Stored items:

--- Start ---

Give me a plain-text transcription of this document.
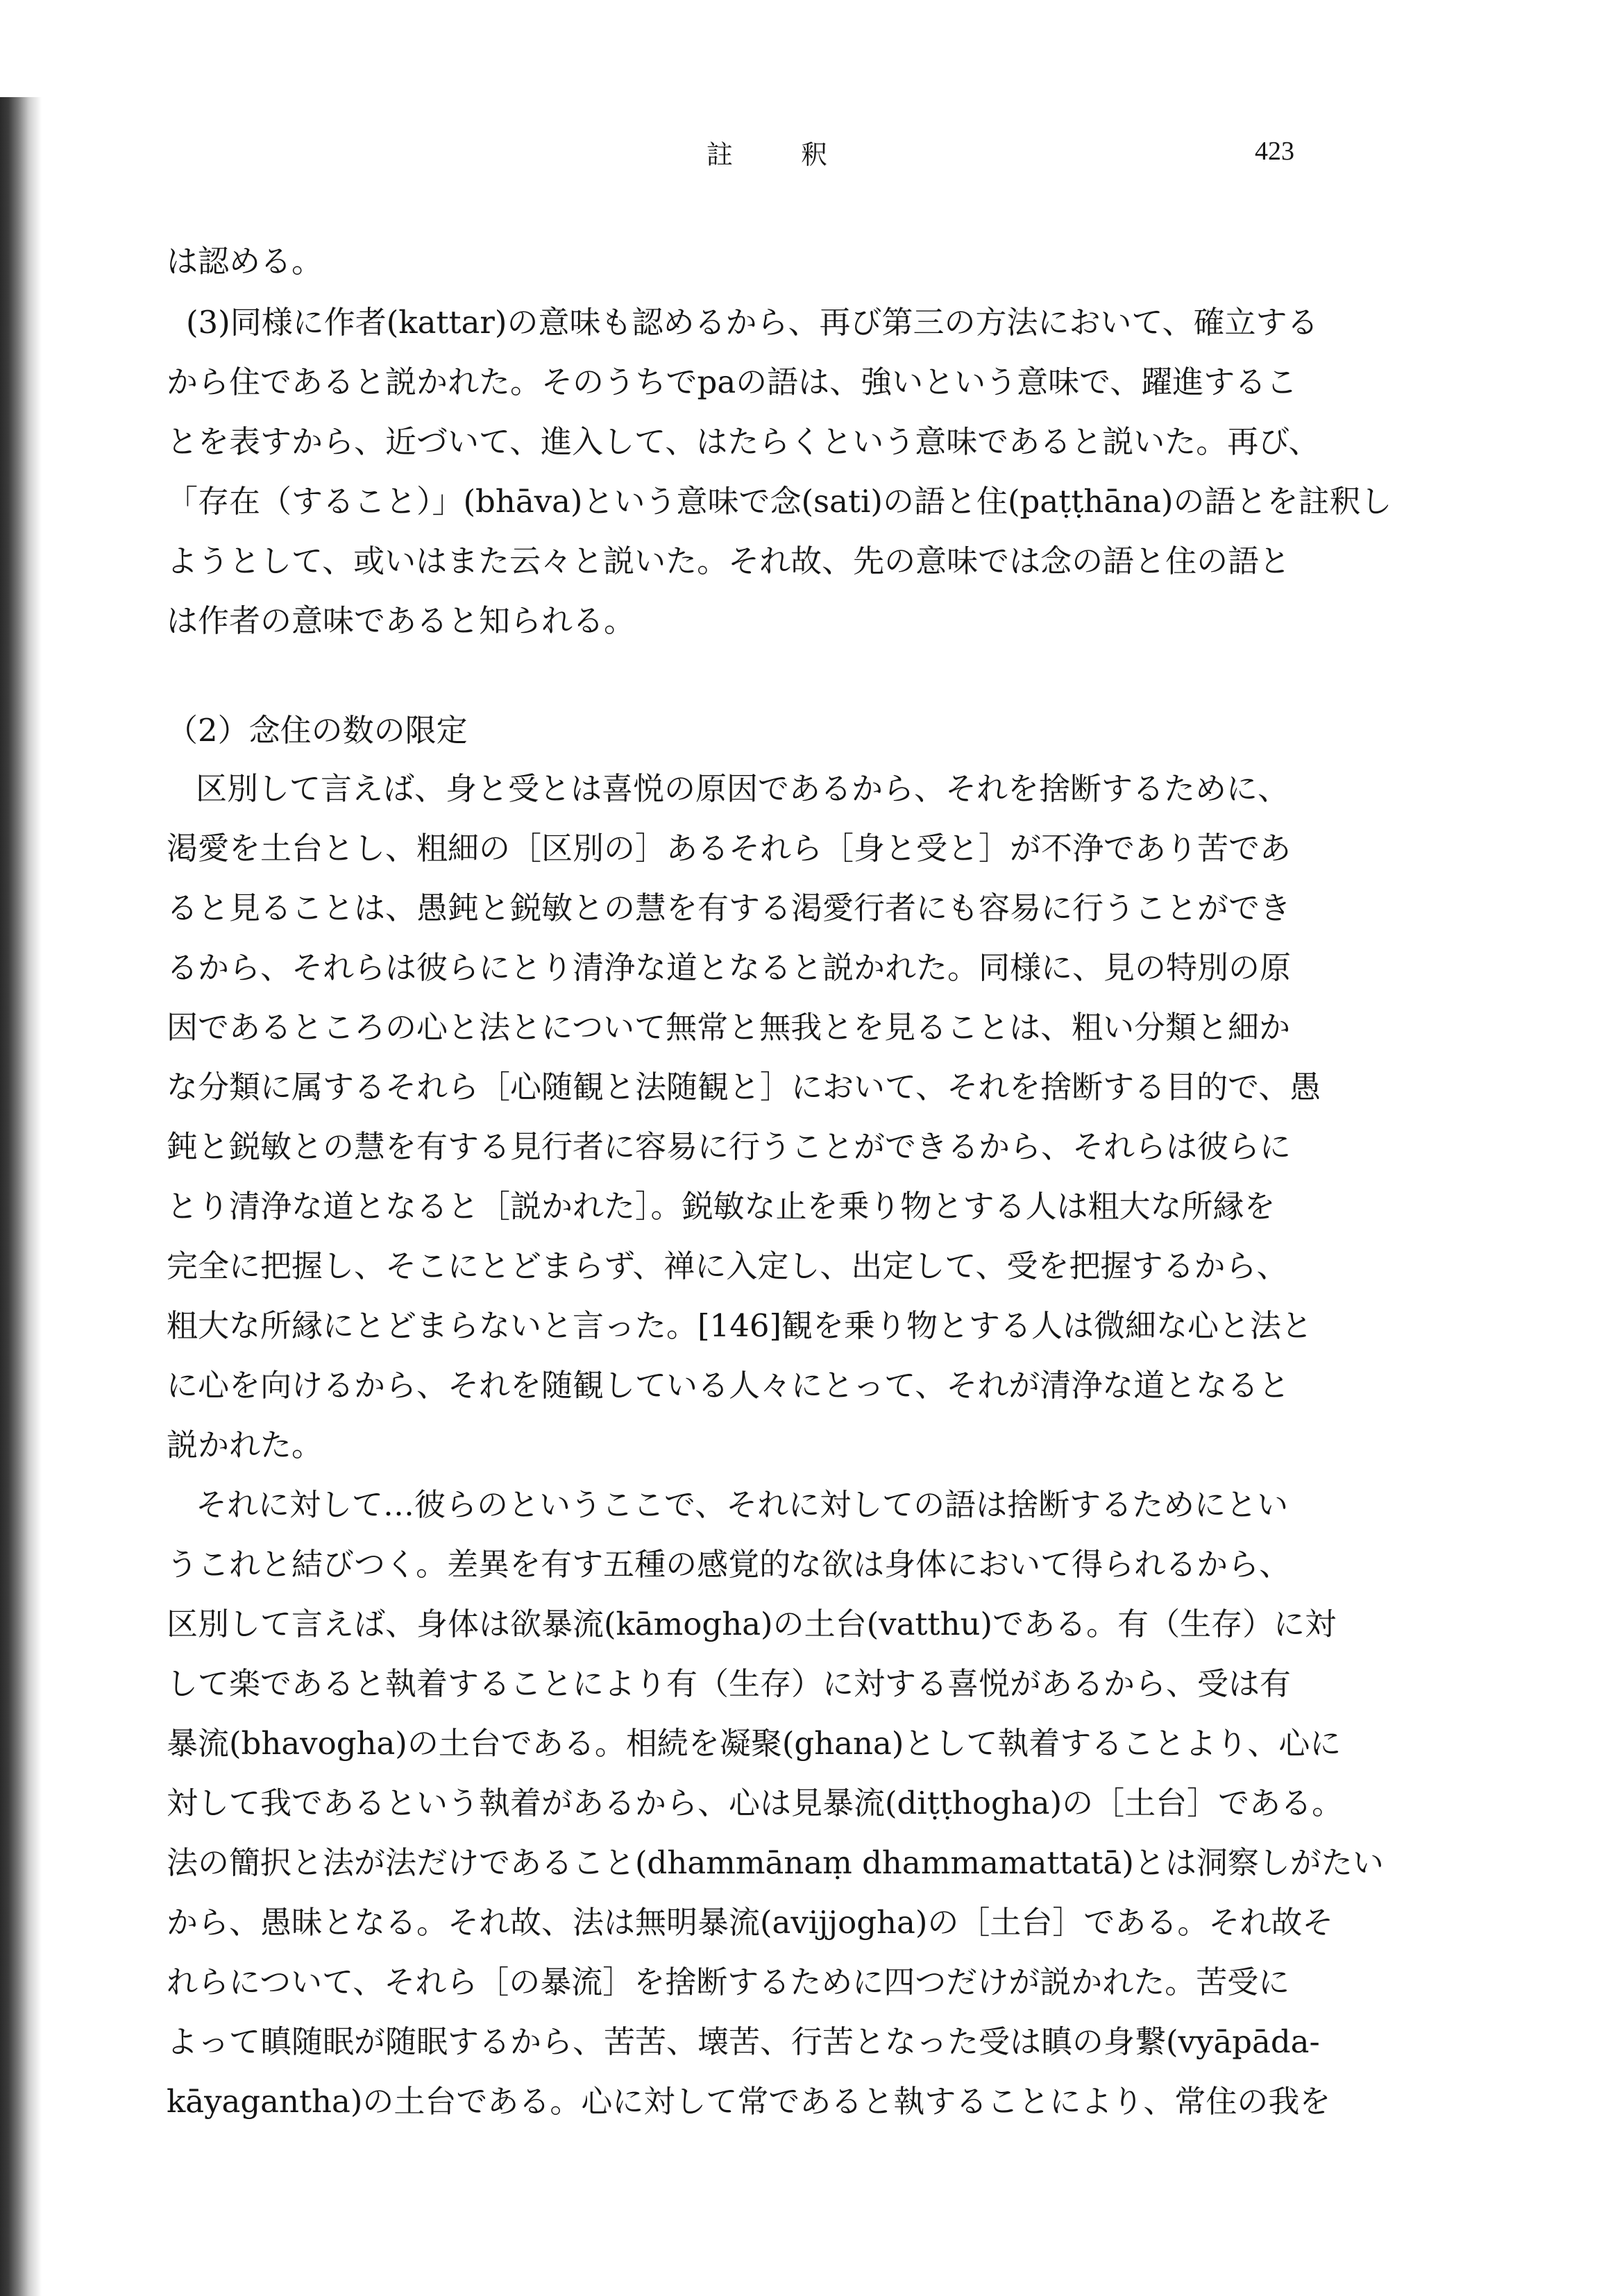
註　釈	423
は認める。
(3)同様に作者(kattar)の意味も認めるから、再び第三の方法において、確立する
から住であると説かれた。そのうちでpaの語は、強いという意味で、躍進するこ
とを表すから、近づいて、進入して、はたらくという意味であると説いた。再び、
「存在（すること）」(bhāva)という意味で念(sati)の語と住(paṭṭhāna)の語とを註釈し
ようとして、或いはまた云々と説いた。それ故、先の意味では念の語と住の語と
は作者の意味であると知られる。
（2）念住の数の限定
区別して言えば、身と受とは喜悦の原因であるから、それを捨断するために、
渇愛を土台とし、粗細の［区別の］あるそれら［身と受と］が不浄であり苦であ
ると見ることは、愚鈍と鋭敏との慧を有する渇愛行者にも容易に行うことができ
るから、それらは彼らにとり清浄な道となると説かれた。同様に、見の特別の原
因であるところの心と法とについて無常と無我とを見ることは、粗い分類と細か
な分類に属するそれら［心随観と法随観と］において、それを捨断する目的で、愚
鈍と鋭敏との慧を有する見行者に容易に行うことができるから、それらは彼らに
とり清浄な道となると［説かれた］。鋭敏な止を乗り物とする人は粗大な所縁を
完全に把握し、そこにとどまらず、禅に入定し、出定して、受を把握するから、
粗大な所縁にとどまらないと言った。[146]観を乗り物とする人は微細な心と法と
に心を向けるから、それを随観している人々にとって、それが清浄な道となると
説かれた。
それに対して…彼らのというここで、それに対しての語は捨断するためにとい
うこれと結びつく。差異を有す五種の感覚的な欲は身体において得られるから、
区別して言えば、身体は欲暴流(kāmogha)の土台(vatthu)である。有（生存）に対
して楽であると執着することにより有（生存）に対する喜悦があるから、受は有
暴流(bhavogha)の土台である。相続を凝聚(ghana)として執着することより、心に
対して我であるという執着があるから、心は見暴流(diṭṭhogha)の［土台］である。
法の簡択と法が法だけであること(dhammānaṃ dhammamattatā)とは洞察しがたい
から、愚昧となる。それ故、法は無明暴流(avijjogha)の［土台］である。それ故そ
れらについて、それら［の暴流］を捨断するために四つだけが説かれた。苦受に
よって瞋随眠が随眠するから、苦苦、壊苦、行苦となった受は瞋の身繋(vyāpāda-
kāyagantha)の土台である。心に対して常であると執することにより、常住の我を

--- End ---

Requirements: Restate the whole of the material word for word without the pictures.

Task answer:
Give me a plain-text transcription of this document.
註　釈	423
は認める。
(3)同様に作者(kattar)の意味も認めるから、再び第三の方法において、確立する
から住であると説かれた。そのうちでpaの語は、強いという意味で、躍進するこ
とを表すから、近づいて、進入して、はたらくという意味であると説いた。再び、
「存在（すること）」(bhāva)という意味で念(sati)の語と住(paṭṭhāna)の語とを註釈し
ようとして、或いはまた云々と説いた。それ故、先の意味では念の語と住の語と
は作者の意味であると知られる。
（2）念住の数の限定
区別して言えば、身と受とは喜悦の原因であるから、それを捨断するために、
渇愛を土台とし、粗細の［区別の］あるそれら［身と受と］が不浄であり苦であ
ると見ることは、愚鈍と鋭敏との慧を有する渇愛行者にも容易に行うことができ
るから、それらは彼らにとり清浄な道となると説かれた。同様に、見の特別の原
因であるところの心と法とについて無常と無我とを見ることは、粗い分類と細か
な分類に属するそれら［心随観と法随観と］において、それを捨断する目的で、愚
鈍と鋭敏との慧を有する見行者に容易に行うことができるから、それらは彼らに
とり清浄な道となると［説かれた］。鋭敏な止を乗り物とする人は粗大な所縁を
完全に把握し、そこにとどまらず、禅に入定し、出定して、受を把握するから、
粗大な所縁にとどまらないと言った。[146]観を乗り物とする人は微細な心と法と
に心を向けるから、それを随観している人々にとって、それが清浄な道となると
説かれた。
それに対して…彼らのというここで、それに対しての語は捨断するためにとい
うこれと結びつく。差異を有す五種の感覚的な欲は身体において得られるから、
区別して言えば、身体は欲暴流(kāmogha)の土台(vatthu)である。有（生存）に対
して楽であると執着することにより有（生存）に対する喜悦があるから、受は有
暴流(bhavogha)の土台である。相続を凝聚(ghana)として執着することより、心に
対して我であるという執着があるから、心は見暴流(diṭṭhogha)の［土台］である。
法の簡択と法が法だけであること(dhammānaṃ dhammamattatā)とは洞察しがたい
から、愚昧となる。それ故、法は無明暴流(avijjogha)の［土台］である。それ故そ
れらについて、それら［の暴流］を捨断するために四つだけが説かれた。苦受に
よって瞋随眠が随眠するから、苦苦、壊苦、行苦となった受は瞋の身繋(vyāpāda-
kāyagantha)の土台である。心に対して常であると執することにより、常住の我を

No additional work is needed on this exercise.